-- AIM OF THE EXERCISE --
Present the following data again exactly as it is shown.

(Raw records)
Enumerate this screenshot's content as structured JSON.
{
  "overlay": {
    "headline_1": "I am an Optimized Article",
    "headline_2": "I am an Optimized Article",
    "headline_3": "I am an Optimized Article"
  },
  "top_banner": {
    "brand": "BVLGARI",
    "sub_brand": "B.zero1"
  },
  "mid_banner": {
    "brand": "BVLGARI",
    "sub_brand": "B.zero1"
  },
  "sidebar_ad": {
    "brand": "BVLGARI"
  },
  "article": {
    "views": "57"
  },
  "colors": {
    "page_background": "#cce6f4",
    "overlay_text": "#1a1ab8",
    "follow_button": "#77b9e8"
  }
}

-- IN RESPONSE --
Enumerate this screenshot's content as structured JSON.
{
  "overlay": {
    "headline_1": "I am an Optimized Article",
    "headline_2": "I am an Optimized Article",
    "headline_3": "I am an Optimized Article"
  },
  "top_banner": {
    "brand": "BVLGARI",
    "sub_brand": "B.zero1"
  },
  "mid_banner": {
    "brand": "BVLGARI",
    "sub_brand": "B.zero1"
  },
  "sidebar_ad": {
    "brand": "BVLGARI"
  },
  "article": {
    "views": "57"
  },
  "colors": {
    "page_background": "#cce6f4",
    "overlay_text": "#1a1ab8",
    "follow_button": "#77b9e8"
  }
}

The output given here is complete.